Scan the material for the word "side", and copy each line where it shows up.

===============

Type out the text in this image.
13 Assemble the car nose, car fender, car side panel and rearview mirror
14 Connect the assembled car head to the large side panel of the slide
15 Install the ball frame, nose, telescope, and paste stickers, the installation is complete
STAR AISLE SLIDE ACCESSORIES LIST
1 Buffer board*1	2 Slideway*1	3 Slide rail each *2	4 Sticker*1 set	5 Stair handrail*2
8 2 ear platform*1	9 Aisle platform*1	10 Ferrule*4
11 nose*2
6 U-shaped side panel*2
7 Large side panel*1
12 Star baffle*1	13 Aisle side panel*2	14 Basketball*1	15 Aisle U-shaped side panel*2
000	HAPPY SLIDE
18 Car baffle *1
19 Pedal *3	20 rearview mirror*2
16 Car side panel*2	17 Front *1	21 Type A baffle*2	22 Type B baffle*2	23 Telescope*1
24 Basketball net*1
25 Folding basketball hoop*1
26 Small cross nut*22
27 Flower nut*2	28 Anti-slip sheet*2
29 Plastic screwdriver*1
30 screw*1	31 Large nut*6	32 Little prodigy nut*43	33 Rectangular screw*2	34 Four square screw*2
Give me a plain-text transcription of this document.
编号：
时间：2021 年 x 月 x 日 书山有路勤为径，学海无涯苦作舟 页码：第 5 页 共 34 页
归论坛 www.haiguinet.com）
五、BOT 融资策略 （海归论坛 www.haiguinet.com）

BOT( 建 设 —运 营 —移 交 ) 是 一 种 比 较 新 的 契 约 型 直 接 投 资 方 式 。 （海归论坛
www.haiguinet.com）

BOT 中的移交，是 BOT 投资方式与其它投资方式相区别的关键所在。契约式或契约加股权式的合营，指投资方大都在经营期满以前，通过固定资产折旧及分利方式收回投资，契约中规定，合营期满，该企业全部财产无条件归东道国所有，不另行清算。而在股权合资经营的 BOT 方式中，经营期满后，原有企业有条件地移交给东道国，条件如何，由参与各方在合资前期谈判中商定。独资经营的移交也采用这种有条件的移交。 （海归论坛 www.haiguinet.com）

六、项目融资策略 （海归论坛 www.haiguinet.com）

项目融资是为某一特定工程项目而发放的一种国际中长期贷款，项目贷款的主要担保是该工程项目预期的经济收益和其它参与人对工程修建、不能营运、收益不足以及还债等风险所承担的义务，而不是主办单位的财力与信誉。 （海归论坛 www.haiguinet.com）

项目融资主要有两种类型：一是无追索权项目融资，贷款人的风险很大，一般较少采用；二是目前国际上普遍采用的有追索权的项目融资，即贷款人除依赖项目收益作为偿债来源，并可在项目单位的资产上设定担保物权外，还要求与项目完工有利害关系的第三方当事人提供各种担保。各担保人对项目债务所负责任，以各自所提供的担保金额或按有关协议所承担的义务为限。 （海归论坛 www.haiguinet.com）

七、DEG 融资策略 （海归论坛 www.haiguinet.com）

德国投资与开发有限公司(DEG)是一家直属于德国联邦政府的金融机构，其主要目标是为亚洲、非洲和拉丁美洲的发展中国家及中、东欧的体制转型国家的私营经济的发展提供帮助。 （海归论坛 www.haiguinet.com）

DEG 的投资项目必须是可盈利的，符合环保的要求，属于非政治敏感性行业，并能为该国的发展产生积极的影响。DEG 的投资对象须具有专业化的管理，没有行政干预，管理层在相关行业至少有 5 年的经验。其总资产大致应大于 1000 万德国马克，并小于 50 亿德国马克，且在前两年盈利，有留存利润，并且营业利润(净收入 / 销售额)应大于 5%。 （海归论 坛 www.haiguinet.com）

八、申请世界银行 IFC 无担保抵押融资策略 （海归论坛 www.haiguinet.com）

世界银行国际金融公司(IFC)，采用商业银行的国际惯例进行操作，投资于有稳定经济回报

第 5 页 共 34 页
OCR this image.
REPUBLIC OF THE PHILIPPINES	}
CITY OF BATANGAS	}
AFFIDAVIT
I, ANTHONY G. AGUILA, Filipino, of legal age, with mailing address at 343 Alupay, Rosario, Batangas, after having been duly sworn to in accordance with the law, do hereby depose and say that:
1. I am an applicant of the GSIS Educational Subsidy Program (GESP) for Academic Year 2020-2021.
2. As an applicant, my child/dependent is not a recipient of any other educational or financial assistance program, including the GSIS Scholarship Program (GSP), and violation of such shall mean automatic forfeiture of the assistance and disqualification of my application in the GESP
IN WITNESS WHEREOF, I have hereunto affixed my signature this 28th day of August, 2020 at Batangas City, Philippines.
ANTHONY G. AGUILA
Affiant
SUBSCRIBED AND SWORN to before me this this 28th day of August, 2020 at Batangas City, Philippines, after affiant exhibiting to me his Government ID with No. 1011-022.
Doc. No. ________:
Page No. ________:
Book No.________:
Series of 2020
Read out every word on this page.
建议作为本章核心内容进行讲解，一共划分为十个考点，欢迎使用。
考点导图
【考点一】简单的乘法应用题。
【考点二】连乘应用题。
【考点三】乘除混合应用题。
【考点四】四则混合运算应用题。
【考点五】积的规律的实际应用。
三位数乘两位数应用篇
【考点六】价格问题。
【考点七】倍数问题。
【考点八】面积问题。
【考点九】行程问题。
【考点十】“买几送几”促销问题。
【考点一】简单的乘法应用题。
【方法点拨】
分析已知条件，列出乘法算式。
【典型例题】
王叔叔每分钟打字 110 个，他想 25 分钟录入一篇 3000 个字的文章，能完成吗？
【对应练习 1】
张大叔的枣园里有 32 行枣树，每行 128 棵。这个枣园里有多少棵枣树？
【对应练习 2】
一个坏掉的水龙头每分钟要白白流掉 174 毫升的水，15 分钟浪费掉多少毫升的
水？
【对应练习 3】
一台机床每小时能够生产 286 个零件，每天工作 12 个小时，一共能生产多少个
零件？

===============

▶ _SOLUTION FOR THIS EXERCISE_:
13 Assemble the car nose, car fender, car side panel and rearview mirror
14 Connect the assembled car head to the large side panel of the slide
6 U-shaped side panel*2
7 Large side panel*1
12 Star baffle*1	13 Aisle side panel*2	14 Basketball*1	15 Aisle U-shaped side panel*2
16 Car side panel*2	17 Front *1	21 Type A baffle*2	22 Type B baffle*2	23 Telescope*1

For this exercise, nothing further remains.